In This Article:
-
Revenue Growth: 4.1%, reaching $14.1 billion.
-
Adjusted EBITDA Growth: 3% increase to $1.6 billion.
-
Adjusted EPS Growth: 9.3% to $1.88.
-
Net Earnings Per Share (GAAP): Increased by 12.9%.
-
Food Same Store Sales Growth: 2.2% increase.
-
Drug Retail Sales Growth: Absolute sales increased by 4.4%, same store sales grew by 3.8%.
-
Pharmacy Same Store Sales Growth: 6.4% increase.
-
Online Sales Growth: Increased by 17.4% across retail businesses.
-
Retail Gross Margin: Stable at 31.5%.
-
SG&A Rate: Improved by 10 basis points.
-
Free Cash Flow Use: $264 million in the retail segment.
-
Common Shares Repurchased: $478.57 million worth.
-
Dividend Increase: 10% increase, marking the 14th consecutive annual increase.
-
Return on Equity: 24.4%.
-
Return on Capital: 11.8%.
-
New Store Openings: Added 58 hard discount stores in 2024, opened 5 new hard discount banners, 4 new pharmacies, and a second T&T supermarket in downtown Toronto.
Release Date: April 30, 2025
For the complete transcript of the earnings call, please refer to the full earnings call transcript.
Positive Points
-
Loblaw Companies Ltd (LBLCF) reported strong financial and operational performance in Q1 2025, with a consolidated revenue growth of 4.1% reaching $14.1 billion.

━━━━━━━━━━━━━━━━━━━━

■ Your task: Please quote the Loblaw earnings summary word for word, between "Positive Points" and "4.1% reaching $14.1 billion.", inclusive. The lines after this have no connection to the Loblaw earnings summary.

Document structure recognition data

━━━━━━━━━━━━━━━━━━━━

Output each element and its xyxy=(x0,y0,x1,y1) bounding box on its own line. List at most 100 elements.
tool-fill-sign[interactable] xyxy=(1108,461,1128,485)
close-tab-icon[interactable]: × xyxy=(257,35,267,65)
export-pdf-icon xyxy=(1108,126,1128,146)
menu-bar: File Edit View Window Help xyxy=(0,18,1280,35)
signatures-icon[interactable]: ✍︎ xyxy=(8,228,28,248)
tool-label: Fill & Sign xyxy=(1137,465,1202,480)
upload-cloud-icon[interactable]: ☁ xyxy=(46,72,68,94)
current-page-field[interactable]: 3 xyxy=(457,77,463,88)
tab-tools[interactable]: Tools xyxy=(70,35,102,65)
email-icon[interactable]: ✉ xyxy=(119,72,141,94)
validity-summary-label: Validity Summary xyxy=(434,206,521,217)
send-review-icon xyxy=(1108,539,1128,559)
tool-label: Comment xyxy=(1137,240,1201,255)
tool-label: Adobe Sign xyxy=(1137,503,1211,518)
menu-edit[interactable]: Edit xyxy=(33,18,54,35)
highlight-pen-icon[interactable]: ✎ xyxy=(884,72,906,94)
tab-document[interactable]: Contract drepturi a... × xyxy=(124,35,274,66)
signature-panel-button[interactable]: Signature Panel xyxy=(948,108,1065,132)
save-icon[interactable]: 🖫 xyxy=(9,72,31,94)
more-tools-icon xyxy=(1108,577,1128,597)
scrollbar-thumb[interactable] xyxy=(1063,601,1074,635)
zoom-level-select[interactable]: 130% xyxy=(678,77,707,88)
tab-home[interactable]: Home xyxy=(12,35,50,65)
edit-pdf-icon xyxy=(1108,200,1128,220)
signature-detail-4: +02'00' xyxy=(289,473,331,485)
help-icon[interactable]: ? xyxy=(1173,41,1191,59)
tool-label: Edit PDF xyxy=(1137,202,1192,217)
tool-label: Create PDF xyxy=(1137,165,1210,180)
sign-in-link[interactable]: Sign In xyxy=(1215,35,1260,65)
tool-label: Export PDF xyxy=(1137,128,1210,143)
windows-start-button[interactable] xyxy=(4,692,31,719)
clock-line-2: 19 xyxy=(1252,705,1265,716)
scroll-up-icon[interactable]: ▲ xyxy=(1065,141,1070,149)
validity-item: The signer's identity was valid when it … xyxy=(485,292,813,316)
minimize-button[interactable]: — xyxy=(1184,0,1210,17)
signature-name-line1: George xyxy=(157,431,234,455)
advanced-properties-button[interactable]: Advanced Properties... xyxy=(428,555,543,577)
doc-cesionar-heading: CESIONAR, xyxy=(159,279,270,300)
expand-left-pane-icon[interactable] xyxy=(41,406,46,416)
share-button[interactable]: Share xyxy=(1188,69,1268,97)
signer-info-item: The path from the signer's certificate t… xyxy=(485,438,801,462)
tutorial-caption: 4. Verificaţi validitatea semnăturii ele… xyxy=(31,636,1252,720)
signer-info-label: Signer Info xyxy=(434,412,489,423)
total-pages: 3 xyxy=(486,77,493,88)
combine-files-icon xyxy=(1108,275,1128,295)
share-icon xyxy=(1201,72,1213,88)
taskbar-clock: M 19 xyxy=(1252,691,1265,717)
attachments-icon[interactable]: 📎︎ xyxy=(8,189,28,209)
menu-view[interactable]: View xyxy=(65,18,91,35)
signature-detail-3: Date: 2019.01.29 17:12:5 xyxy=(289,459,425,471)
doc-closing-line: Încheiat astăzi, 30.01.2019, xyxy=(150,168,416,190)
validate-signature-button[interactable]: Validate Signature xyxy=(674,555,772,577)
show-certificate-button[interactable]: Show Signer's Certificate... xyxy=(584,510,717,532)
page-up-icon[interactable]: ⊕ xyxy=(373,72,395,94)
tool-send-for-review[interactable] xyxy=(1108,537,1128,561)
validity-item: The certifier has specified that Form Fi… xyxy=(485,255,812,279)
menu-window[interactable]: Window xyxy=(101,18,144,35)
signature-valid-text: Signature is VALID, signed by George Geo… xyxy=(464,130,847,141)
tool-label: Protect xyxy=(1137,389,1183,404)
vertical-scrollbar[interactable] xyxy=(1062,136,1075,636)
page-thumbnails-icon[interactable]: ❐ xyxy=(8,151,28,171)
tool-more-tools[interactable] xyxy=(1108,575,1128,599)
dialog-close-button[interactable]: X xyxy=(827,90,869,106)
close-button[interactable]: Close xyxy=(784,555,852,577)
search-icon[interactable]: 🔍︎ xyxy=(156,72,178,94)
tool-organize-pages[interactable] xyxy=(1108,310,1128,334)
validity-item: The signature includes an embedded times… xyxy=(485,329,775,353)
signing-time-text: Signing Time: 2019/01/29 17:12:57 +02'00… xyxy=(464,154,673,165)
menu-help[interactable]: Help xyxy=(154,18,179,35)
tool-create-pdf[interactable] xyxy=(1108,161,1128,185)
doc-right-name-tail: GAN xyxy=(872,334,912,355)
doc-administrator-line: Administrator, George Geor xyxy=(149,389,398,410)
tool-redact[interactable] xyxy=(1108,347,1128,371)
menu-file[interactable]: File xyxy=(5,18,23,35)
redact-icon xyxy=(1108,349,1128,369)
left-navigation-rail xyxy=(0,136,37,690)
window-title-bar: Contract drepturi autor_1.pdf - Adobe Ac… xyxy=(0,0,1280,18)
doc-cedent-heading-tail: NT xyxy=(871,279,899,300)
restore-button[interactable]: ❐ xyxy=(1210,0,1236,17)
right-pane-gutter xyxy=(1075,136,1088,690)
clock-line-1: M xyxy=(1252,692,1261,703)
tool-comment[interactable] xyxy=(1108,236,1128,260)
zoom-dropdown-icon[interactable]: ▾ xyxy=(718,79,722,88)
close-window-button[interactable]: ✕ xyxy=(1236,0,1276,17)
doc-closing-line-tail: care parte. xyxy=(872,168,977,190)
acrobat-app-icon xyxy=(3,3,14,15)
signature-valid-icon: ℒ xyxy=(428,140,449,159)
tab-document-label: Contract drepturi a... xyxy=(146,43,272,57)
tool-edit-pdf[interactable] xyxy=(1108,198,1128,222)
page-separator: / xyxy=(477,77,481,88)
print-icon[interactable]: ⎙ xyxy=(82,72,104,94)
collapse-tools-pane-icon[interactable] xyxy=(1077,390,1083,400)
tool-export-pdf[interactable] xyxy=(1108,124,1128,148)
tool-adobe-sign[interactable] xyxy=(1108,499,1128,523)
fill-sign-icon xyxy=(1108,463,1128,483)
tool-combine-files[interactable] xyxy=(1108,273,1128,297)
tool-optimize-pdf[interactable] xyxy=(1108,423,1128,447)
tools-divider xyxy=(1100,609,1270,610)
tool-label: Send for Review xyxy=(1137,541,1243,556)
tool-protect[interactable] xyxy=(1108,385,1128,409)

━━━━━━━━━━━━━━━━━━━━

■ Expected answer:
Positive Points
-
Loblaw Companies Ltd (LBLCF) reported strong financial and operational performance in Q1 2025, with a consolidated revenue growth of 4.1% reaching $14.1 billion.